§ INFORMATION PROVIDED
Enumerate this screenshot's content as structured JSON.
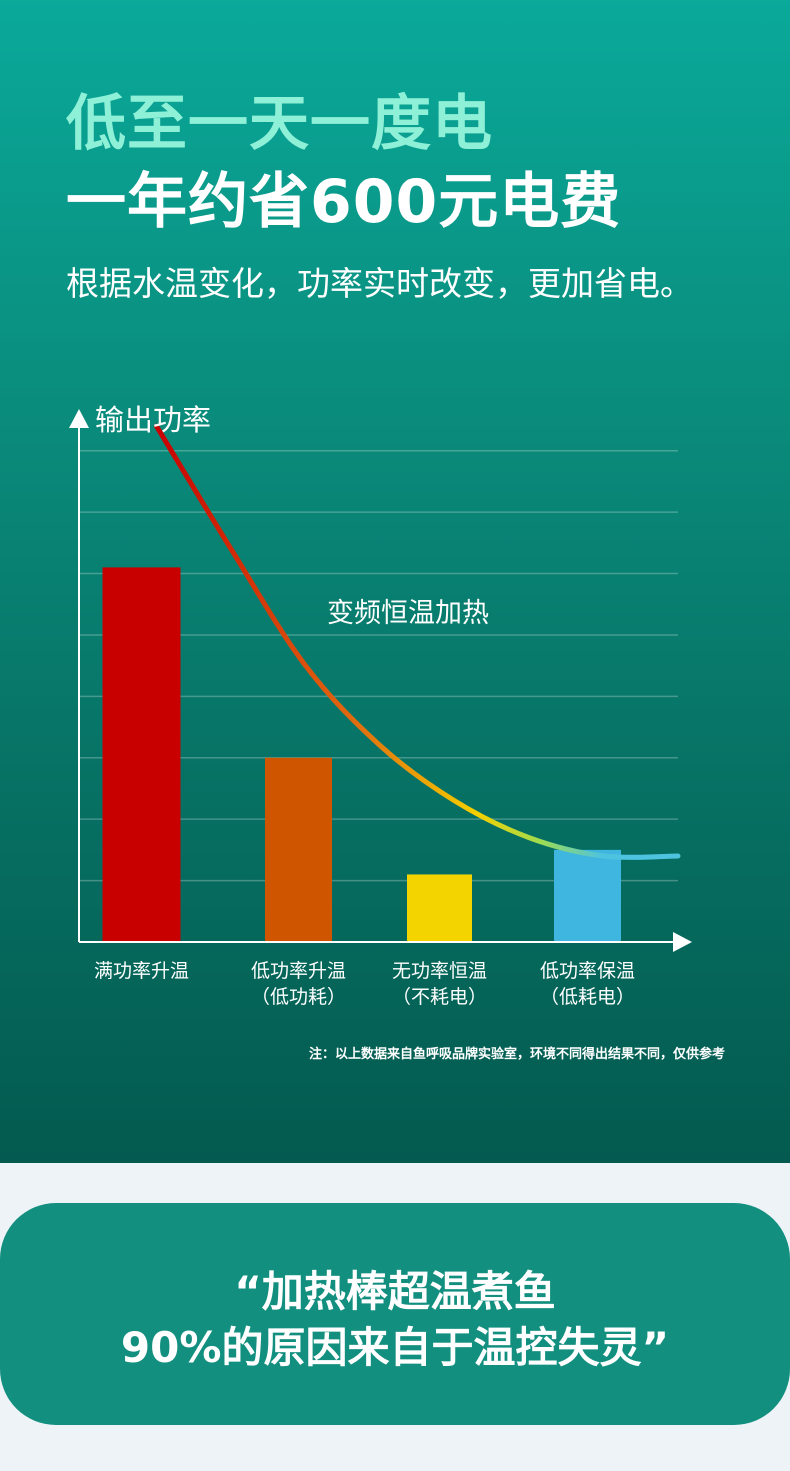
{
  "headline": {
    "line1": "低至一天一度电",
    "line2": "一年约省600元电费",
    "subtitle": "根据水温变化，功率实时改变，更加省电。"
  },
  "chart_data": {
    "type": "bar",
    "ylabel": "输出功率",
    "curve_label": "变频恒温加热",
    "categories": [
      [
        "满功率升温"
      ],
      [
        "低功率升温",
        "（低功耗）"
      ],
      [
        "无功率恒温",
        "（不耗电）"
      ],
      [
        "低功率保温",
        "（低耗电）"
      ]
    ],
    "values": [
      6.1,
      3.0,
      1.1,
      1.5
    ],
    "ylim": [
      0,
      8.5
    ],
    "grid": true,
    "bar_colors": [
      "#c90000",
      "#cf5500",
      "#f4d400",
      "#3fb6df"
    ],
    "curve_colors": [
      "#c80000",
      "#e06a10",
      "#f4d000",
      "#9fdc50",
      "#4ec3e0"
    ],
    "curve_points": [
      {
        "x": 0.5,
        "y": 8.4
      },
      {
        "x": 1.0,
        "y": 6.4
      },
      {
        "x": 1.5,
        "y": 4.5
      },
      {
        "x": 2.0,
        "y": 3.2
      },
      {
        "x": 2.5,
        "y": 2.3
      },
      {
        "x": 3.0,
        "y": 1.7
      },
      {
        "x": 3.5,
        "y": 1.4
      },
      {
        "x": 4.0,
        "y": 1.4
      }
    ]
  },
  "footnote": "注：以上数据来自鱼呼吸品牌实验室，环境不同得出结果不同，仅供参考",
  "quote": {
    "line1": "“加热棒超温煮鱼",
    "line2": "90%的原因来自于温控失灵”"
  },
  "colors": {
    "accent_light": "#8ff0d8",
    "card": "#128f7f"
  }
}
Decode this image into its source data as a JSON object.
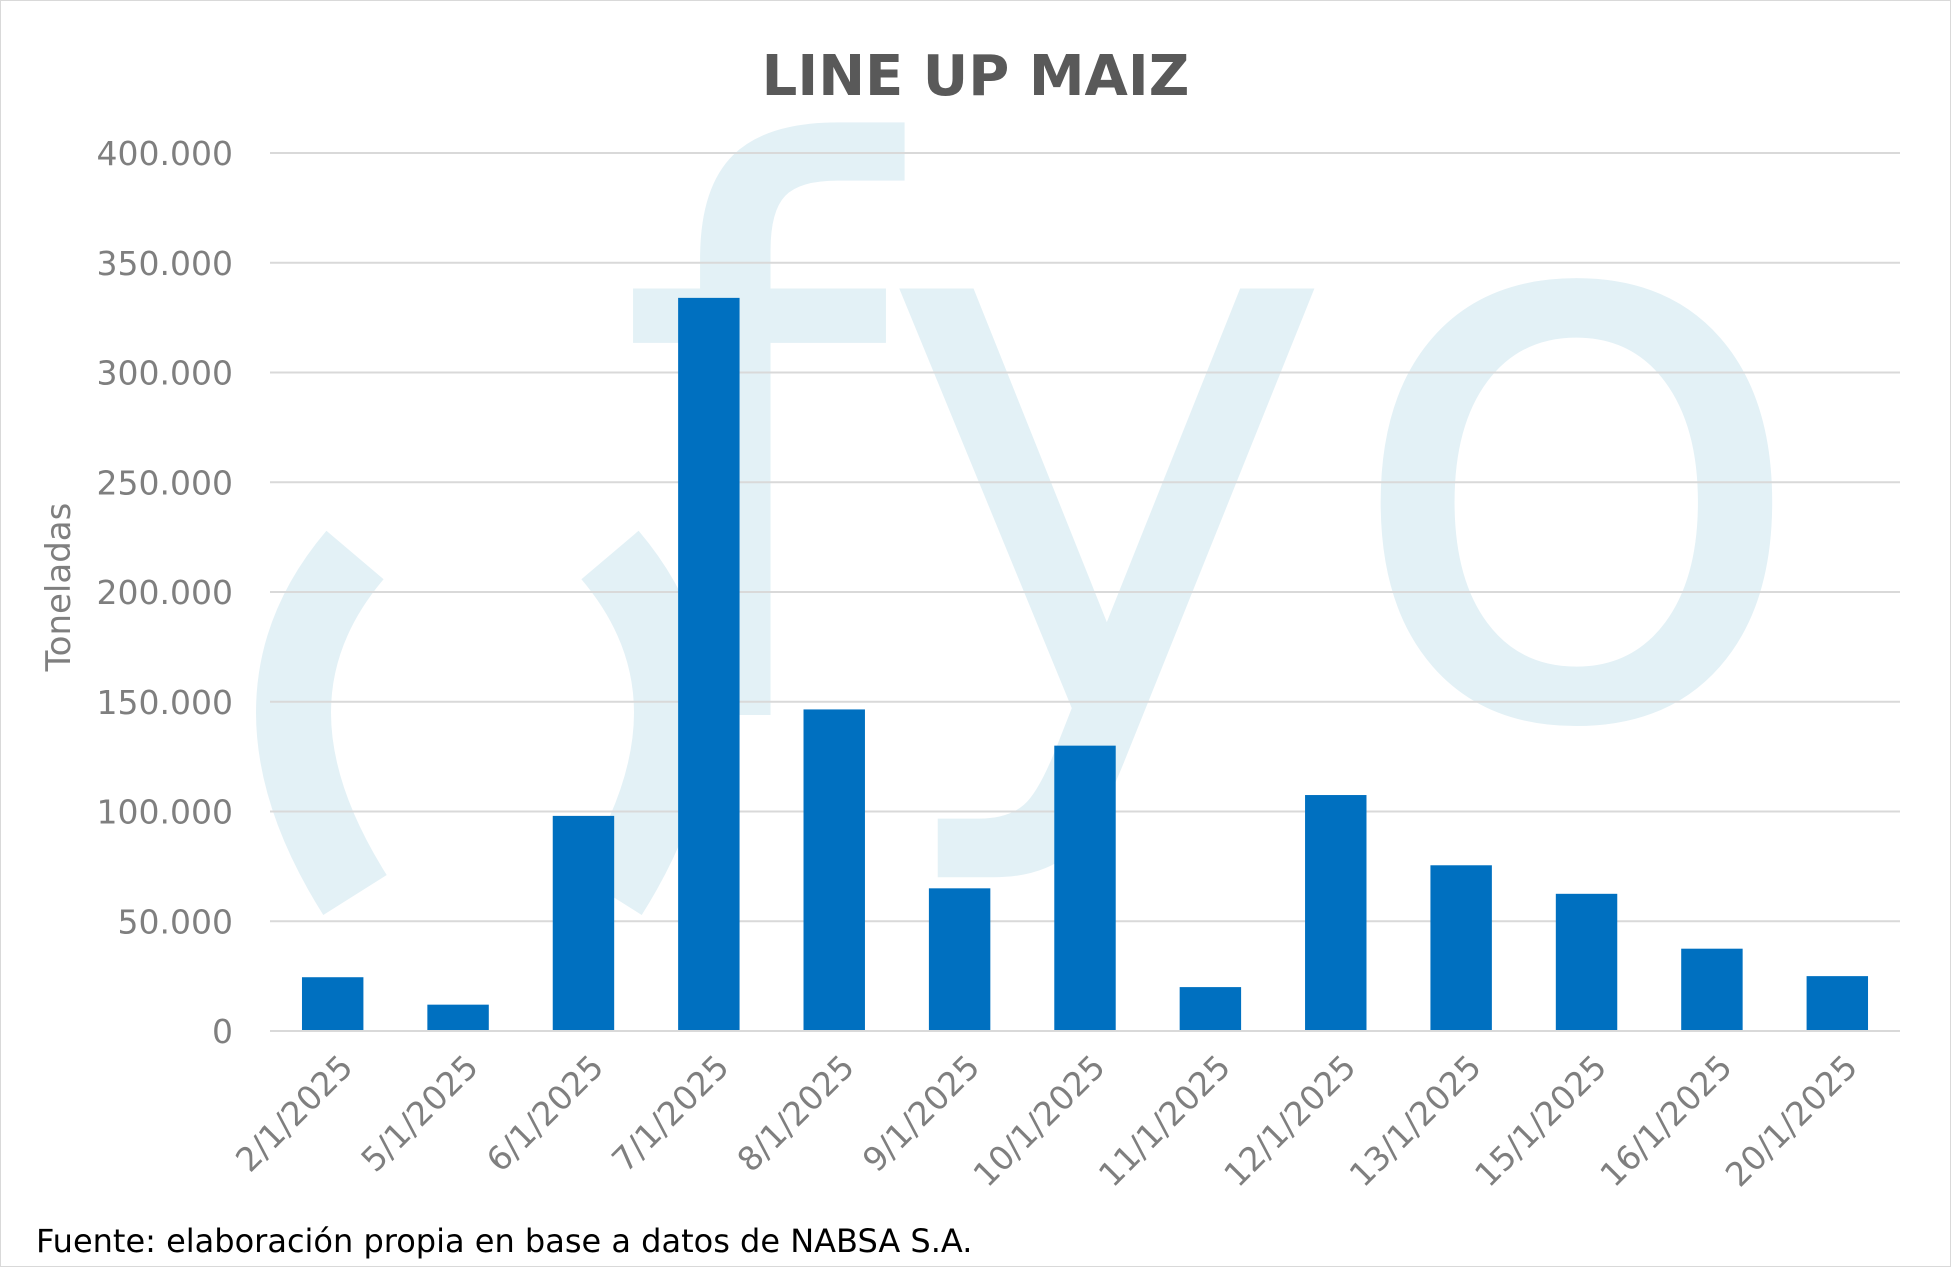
{
  "chart_data": {
    "type": "bar",
    "title": "LINE UP MAIZ",
    "xlabel": "",
    "ylabel": "Toneladas",
    "categories": [
      "2/1/2025",
      "5/1/2025",
      "6/1/2025",
      "7/1/2025",
      "8/1/2025",
      "9/1/2025",
      "10/1/2025",
      "11/1/2025",
      "12/1/2025",
      "13/1/2025",
      "15/1/2025",
      "16/1/2025",
      "20/1/2025"
    ],
    "values": [
      24500,
      12000,
      98000,
      334000,
      146500,
      65000,
      130000,
      20000,
      107500,
      75500,
      62500,
      37500,
      25000
    ],
    "ylim": [
      0,
      400000
    ],
    "yticks": [
      0,
      50000,
      100000,
      150000,
      200000,
      250000,
      300000,
      350000,
      400000
    ],
    "ytick_labels": [
      "0",
      "50.000",
      "100.000",
      "150.000",
      "200.000",
      "250.000",
      "300.000",
      "350.000",
      "400.000"
    ],
    "grid": true,
    "legend": "none",
    "bar_color": "#0070C0",
    "grid_color": "#d9d9d9"
  },
  "watermark": {
    "text": "fyo",
    "color": "#e3f1f6"
  },
  "footer": {
    "source": "Fuente: elaboración propia en base a datos de NABSA S.A."
  }
}
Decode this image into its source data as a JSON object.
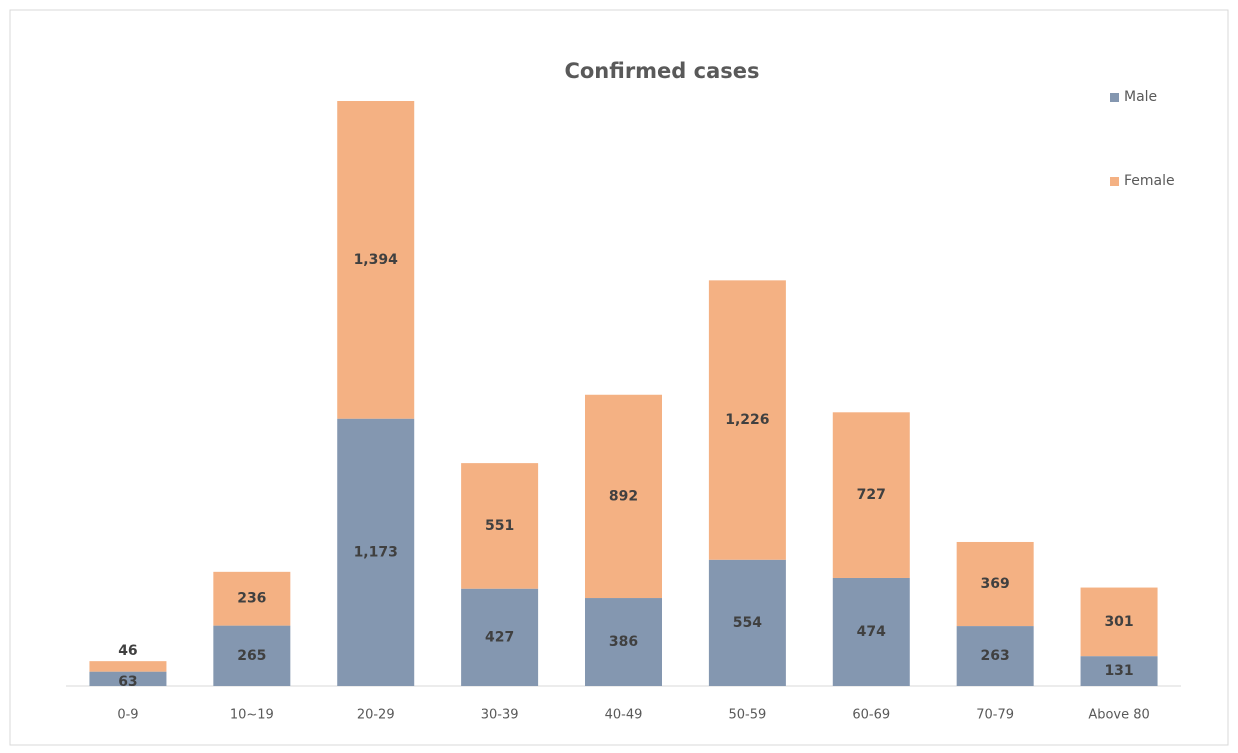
{
  "chart_data": {
    "type": "bar",
    "stacked": true,
    "title": "Confirmed cases",
    "categories": [
      "0-9",
      "10~19",
      "20-29",
      "30-39",
      "40-49",
      "50-59",
      "60-69",
      "70-79",
      "Above 80"
    ],
    "series": [
      {
        "name": "Male",
        "color": "#8497b0",
        "values": [
          63,
          265,
          1173,
          427,
          386,
          554,
          474,
          263,
          131
        ],
        "value_labels": [
          "63",
          "265",
          "1,173",
          "427",
          "386",
          "554",
          "474",
          "263",
          "131"
        ]
      },
      {
        "name": "Female",
        "color": "#f4b183",
        "values": [
          46,
          236,
          1394,
          551,
          892,
          1226,
          727,
          369,
          301
        ],
        "value_labels": [
          "46",
          "236",
          "1,394",
          "551",
          "892",
          "1,226",
          "727",
          "369",
          "301"
        ]
      }
    ],
    "ylim": [
      0,
      2567
    ],
    "legend": "top right"
  }
}
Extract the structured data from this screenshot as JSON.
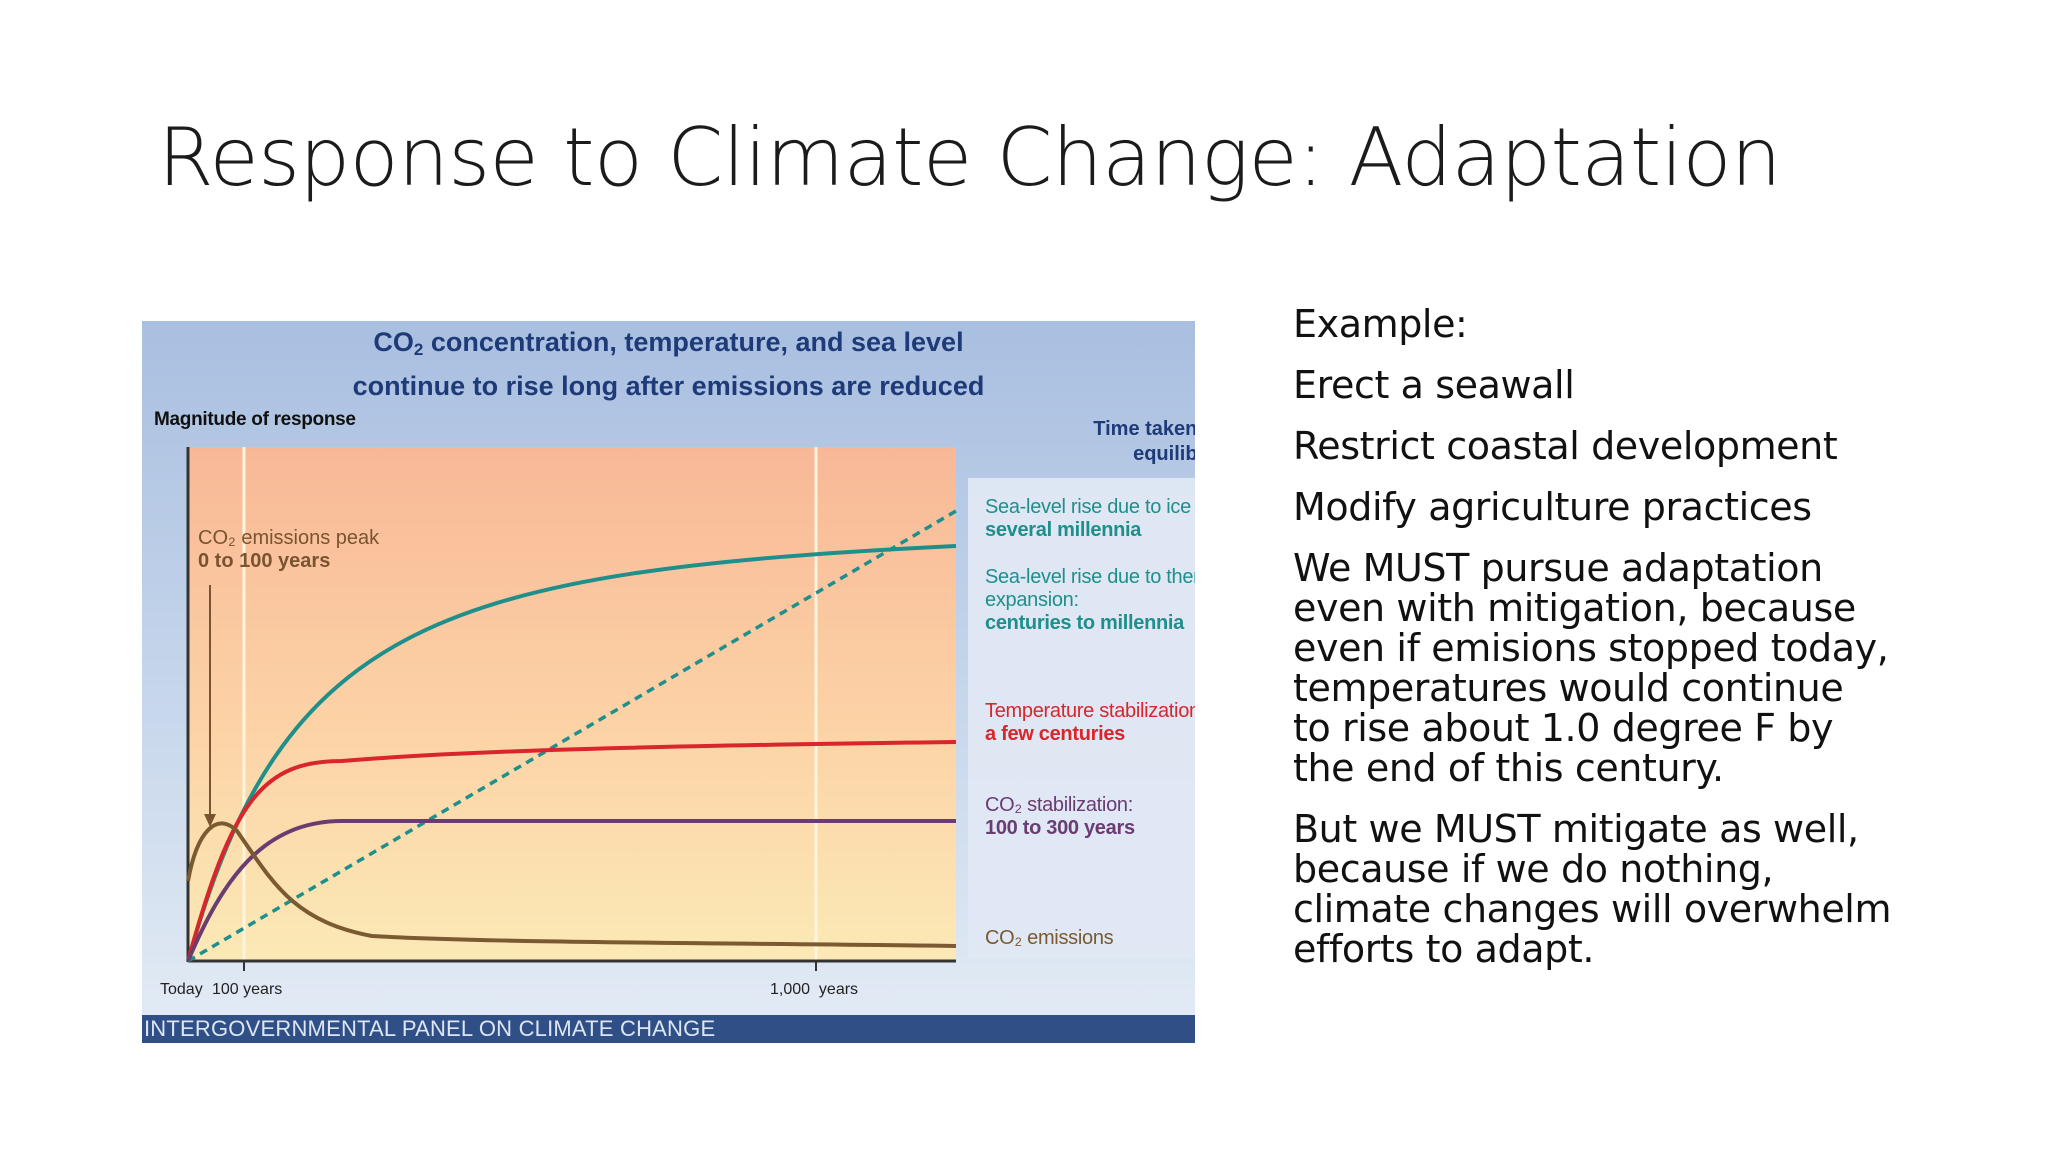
{
  "slide": {
    "title": "Response to Climate Change: Adaptation"
  },
  "figure": {
    "title_line1_pre": "CO",
    "title_line1_sub": "2",
    "title_line1_post": " concentration, temperature, and sea level",
    "title_line2": "continue to rise long after emissions are reduced",
    "y_axis_label": "Magnitude of response",
    "time_header_line1": "Time taken to reach",
    "time_header_line2": "equilibrium",
    "peak_label_line1": "CO₂ emissions peak",
    "peak_label_line2": "0 to 100 years",
    "labels": {
      "sea_ice_line1": "Sea-level rise due to ice melting:",
      "sea_ice_line2": "several millennia",
      "sea_thermal_line1": "Sea-level rise due to thermal",
      "sea_thermal_line2": "expansion:",
      "sea_thermal_line3": "centuries to millennia",
      "temp_line1": "Temperature stabilization:",
      "temp_line2": "a few centuries",
      "co2stab_line1": "CO₂ stabilization:",
      "co2stab_line2": "100 to 300 years",
      "co2em": "CO₂ emissions"
    },
    "ticks": {
      "today": "Today",
      "hundred": "100 years",
      "thousand": "1,000  years"
    },
    "footer": "INTERGOVERNMENTAL PANEL ON CLIMATE CHANGE",
    "colors": {
      "sea_ice": "#1f8f8c",
      "sea_thermal": "#1f8f8c",
      "temperature": "#d8262c",
      "co2_stabilization": "#6a3c72",
      "co2_emissions": "#7b5a32"
    }
  },
  "notes": {
    "example": "Example:",
    "item1": "Erect a seawall",
    "item2": "Restrict coastal development",
    "item3": "Modify agriculture practices",
    "para1_l1": "We MUST pursue adaptation",
    "para1_l2": "even with mitigation, because",
    "para1_l3": "even if emisions stopped today,",
    "para1_l4": "temperatures would continue",
    "para1_l5": "to rise about 1.0 degree F by",
    "para1_l6": "the end of this century.",
    "para2_l1": "But we MUST mitigate as well,",
    "para2_l2": "because if we do nothing,",
    "para2_l3": "climate changes will overwhelm",
    "para2_l4": "efforts to adapt."
  }
}
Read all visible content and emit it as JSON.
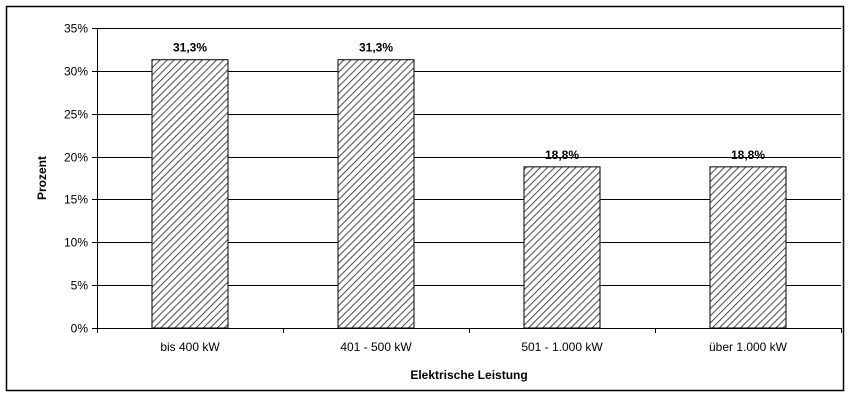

§ INSTRUCTIONS FOR THE TASK
From the listing above, pick out every line containing "JSON".

§ OUTPUT FOR THIS TASK
Enumerate this screenshot's content as structured JSON.
Decode this image into its source data as a JSON object.
Decode this image into its source data as a JSON object.
Extract the structured data from this screenshot as JSON.
Read all visible content and emit it as JSON.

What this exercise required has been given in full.